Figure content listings
┌──

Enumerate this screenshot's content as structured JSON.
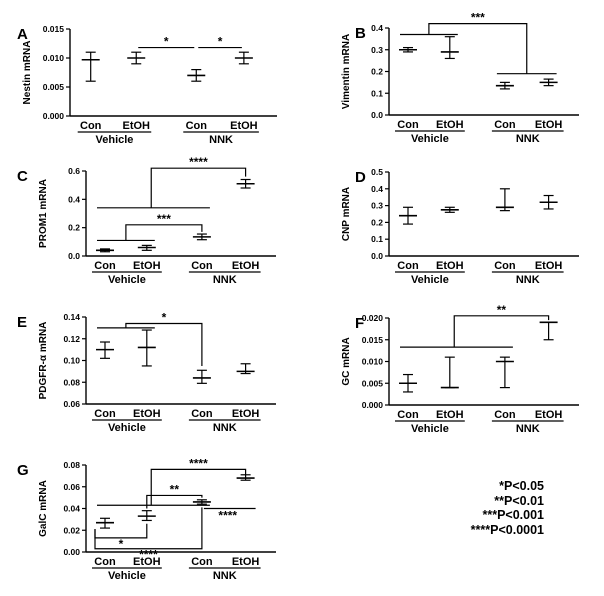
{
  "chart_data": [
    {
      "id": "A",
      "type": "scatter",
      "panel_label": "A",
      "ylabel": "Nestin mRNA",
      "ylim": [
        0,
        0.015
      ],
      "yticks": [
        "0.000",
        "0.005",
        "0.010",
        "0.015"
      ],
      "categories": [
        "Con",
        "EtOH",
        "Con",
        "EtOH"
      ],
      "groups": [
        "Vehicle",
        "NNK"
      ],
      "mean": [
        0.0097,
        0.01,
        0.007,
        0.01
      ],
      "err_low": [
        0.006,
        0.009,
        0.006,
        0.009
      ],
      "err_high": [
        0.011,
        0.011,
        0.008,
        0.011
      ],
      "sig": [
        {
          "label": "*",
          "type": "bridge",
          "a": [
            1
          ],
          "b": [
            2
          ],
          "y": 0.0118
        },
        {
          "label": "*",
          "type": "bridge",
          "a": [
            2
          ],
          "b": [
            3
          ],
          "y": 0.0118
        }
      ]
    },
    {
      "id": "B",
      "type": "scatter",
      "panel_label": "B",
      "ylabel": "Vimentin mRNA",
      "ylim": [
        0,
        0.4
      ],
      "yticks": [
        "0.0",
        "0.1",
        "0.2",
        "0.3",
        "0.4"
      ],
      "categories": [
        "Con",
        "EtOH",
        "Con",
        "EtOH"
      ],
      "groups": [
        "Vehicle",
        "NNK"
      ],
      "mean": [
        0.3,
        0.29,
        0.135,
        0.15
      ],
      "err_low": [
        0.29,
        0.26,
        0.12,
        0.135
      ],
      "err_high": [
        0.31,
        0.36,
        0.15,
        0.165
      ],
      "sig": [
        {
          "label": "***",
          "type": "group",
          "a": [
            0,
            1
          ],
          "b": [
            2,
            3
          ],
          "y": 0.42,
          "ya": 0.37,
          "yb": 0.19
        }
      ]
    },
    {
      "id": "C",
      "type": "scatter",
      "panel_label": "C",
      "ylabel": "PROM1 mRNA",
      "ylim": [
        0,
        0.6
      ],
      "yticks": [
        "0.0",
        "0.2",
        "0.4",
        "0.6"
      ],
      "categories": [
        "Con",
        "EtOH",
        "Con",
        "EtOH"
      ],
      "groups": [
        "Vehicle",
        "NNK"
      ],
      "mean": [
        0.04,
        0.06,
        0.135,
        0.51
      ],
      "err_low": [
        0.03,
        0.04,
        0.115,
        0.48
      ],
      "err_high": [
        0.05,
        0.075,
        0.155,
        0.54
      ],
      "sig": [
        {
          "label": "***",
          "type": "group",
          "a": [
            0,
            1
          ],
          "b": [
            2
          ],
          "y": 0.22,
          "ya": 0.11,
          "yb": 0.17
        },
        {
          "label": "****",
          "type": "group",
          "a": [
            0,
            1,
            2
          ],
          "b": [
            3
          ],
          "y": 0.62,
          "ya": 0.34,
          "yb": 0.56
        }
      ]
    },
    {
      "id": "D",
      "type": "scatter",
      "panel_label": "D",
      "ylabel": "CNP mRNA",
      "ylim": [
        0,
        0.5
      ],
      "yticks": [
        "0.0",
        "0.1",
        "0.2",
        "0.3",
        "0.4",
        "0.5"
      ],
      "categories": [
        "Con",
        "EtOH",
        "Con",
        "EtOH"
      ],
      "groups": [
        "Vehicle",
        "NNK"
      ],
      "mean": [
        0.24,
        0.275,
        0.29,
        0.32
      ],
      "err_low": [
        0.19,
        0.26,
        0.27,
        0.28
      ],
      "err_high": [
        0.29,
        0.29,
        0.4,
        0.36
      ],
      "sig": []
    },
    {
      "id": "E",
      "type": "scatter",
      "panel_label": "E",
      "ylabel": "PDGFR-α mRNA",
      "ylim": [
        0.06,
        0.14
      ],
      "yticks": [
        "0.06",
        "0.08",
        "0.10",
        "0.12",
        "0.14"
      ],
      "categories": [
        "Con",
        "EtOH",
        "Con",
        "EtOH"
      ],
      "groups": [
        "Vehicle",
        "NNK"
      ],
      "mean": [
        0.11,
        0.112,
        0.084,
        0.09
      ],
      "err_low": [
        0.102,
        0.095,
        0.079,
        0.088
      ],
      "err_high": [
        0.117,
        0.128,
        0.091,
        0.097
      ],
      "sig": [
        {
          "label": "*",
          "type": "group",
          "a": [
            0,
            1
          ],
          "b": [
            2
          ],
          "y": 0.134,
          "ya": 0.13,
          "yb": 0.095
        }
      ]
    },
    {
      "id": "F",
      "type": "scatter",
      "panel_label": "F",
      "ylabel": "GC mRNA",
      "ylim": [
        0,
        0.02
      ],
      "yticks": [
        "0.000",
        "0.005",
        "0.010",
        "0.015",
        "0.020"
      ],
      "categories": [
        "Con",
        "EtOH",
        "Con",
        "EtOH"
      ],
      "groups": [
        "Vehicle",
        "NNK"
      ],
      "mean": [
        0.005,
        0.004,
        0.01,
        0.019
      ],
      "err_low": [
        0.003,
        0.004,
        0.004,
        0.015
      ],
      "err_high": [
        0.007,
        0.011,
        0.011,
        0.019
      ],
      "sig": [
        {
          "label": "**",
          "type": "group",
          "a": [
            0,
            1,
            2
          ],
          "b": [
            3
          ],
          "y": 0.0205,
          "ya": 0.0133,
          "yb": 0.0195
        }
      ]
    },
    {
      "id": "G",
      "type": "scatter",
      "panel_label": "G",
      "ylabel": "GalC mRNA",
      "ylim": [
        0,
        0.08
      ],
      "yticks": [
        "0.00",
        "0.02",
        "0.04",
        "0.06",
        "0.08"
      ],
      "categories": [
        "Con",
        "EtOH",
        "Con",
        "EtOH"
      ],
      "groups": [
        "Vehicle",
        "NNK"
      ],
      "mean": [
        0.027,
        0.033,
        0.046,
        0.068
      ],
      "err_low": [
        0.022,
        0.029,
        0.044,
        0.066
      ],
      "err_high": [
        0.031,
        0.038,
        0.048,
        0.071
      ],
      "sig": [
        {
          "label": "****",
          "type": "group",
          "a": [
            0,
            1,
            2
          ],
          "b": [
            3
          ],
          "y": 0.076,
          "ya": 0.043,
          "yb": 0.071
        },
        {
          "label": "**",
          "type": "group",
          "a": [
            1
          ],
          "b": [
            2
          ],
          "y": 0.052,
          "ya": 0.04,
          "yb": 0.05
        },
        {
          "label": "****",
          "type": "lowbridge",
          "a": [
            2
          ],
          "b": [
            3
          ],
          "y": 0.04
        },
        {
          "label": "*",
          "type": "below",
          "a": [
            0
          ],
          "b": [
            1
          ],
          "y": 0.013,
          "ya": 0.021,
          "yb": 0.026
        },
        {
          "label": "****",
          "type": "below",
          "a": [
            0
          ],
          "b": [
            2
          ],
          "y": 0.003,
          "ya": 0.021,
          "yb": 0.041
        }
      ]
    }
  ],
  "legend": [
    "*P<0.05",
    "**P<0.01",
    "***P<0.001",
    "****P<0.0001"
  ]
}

└──
┌──

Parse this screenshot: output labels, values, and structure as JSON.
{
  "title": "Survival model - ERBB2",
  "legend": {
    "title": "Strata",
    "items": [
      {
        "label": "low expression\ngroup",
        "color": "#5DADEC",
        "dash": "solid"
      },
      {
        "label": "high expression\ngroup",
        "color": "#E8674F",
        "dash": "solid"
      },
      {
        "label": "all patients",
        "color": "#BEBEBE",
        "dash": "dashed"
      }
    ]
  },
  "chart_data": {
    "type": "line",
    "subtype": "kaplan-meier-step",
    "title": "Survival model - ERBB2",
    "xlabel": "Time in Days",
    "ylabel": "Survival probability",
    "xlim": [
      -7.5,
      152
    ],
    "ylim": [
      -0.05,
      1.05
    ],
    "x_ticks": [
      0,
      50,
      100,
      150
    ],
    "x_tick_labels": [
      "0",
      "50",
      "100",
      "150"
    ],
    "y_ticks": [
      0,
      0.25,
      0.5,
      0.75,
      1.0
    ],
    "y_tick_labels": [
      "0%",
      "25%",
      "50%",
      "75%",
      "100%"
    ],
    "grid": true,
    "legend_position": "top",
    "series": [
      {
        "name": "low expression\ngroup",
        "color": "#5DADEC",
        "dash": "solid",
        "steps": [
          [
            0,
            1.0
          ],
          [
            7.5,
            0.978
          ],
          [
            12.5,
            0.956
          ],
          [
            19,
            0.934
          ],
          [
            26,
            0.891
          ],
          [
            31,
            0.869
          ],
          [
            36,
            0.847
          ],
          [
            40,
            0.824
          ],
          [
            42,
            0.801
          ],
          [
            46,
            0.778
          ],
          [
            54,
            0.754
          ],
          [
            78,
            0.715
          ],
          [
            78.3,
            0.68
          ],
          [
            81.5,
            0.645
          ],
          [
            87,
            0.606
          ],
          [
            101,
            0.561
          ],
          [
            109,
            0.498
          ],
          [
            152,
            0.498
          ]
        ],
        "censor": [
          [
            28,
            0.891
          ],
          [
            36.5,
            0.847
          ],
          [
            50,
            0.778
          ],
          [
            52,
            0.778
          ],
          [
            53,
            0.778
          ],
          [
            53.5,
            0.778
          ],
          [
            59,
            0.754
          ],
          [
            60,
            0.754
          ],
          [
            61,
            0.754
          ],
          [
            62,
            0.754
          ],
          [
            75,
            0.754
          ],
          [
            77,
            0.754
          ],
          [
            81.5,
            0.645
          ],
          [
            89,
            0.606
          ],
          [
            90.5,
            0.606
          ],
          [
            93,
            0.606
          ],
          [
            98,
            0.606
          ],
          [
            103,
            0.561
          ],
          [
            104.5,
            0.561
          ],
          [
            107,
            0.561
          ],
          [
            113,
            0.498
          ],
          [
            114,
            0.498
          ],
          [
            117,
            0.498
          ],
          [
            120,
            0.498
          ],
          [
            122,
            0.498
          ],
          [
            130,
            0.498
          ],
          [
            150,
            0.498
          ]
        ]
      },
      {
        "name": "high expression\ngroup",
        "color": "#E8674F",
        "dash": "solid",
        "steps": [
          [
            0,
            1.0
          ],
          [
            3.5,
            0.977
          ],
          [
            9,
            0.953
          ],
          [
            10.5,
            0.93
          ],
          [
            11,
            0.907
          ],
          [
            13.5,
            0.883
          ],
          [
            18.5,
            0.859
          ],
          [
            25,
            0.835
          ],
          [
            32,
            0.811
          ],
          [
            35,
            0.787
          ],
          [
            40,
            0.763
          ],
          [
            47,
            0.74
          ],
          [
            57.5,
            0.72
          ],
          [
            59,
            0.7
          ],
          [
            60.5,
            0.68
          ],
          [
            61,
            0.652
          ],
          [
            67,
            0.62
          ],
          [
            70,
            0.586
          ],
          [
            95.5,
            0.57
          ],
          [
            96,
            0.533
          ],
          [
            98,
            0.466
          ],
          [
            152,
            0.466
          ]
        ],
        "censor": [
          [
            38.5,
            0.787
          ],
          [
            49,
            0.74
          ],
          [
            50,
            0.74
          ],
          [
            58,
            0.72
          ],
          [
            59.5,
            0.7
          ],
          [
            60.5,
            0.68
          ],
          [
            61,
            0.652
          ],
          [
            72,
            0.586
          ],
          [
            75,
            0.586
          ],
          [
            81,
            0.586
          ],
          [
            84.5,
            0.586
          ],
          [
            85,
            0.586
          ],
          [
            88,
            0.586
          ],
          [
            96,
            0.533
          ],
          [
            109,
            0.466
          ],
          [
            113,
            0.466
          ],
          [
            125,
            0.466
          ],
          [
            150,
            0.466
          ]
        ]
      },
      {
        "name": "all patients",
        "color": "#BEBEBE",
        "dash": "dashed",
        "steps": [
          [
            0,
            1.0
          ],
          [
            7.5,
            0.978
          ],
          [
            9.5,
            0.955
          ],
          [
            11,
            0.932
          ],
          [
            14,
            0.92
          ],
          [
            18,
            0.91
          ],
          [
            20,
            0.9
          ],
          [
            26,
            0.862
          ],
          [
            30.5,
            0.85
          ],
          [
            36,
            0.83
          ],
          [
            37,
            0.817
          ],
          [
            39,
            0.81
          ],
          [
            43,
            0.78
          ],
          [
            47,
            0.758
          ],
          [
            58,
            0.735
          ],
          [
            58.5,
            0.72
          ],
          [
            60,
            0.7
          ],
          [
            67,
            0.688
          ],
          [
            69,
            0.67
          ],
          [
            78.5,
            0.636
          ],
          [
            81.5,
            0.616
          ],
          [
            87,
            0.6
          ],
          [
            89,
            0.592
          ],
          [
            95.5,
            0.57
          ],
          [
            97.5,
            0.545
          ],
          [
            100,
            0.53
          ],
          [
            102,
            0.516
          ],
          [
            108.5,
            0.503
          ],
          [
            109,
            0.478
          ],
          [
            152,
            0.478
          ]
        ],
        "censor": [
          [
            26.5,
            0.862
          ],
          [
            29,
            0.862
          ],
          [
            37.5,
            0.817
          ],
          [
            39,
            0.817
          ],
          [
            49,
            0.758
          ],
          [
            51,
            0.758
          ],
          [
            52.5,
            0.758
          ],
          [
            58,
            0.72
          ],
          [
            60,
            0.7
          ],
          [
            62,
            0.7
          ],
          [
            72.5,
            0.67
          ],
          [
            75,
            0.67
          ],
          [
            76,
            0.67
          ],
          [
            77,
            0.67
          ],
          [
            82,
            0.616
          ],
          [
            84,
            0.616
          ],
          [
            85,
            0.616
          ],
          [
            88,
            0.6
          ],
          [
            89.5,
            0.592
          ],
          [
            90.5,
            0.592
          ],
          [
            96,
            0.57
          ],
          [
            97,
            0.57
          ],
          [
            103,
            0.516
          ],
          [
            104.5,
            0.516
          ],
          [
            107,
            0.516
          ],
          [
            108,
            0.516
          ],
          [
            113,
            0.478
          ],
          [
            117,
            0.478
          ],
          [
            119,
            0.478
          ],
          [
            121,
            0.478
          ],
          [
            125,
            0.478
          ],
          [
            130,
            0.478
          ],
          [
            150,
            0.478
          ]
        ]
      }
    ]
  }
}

└──

Filter the entries above down to the lines that contain "mRNA".

Response below:
      "ylabel": "Nestin mRNA",
      "ylabel": "Vimentin mRNA",
      "ylabel": "PROM1 mRNA",
      "ylabel": "CNP mRNA",
      "ylabel": "PDGFR-α mRNA",
      "ylabel": "GC mRNA",
      "ylabel": "GalC mRNA",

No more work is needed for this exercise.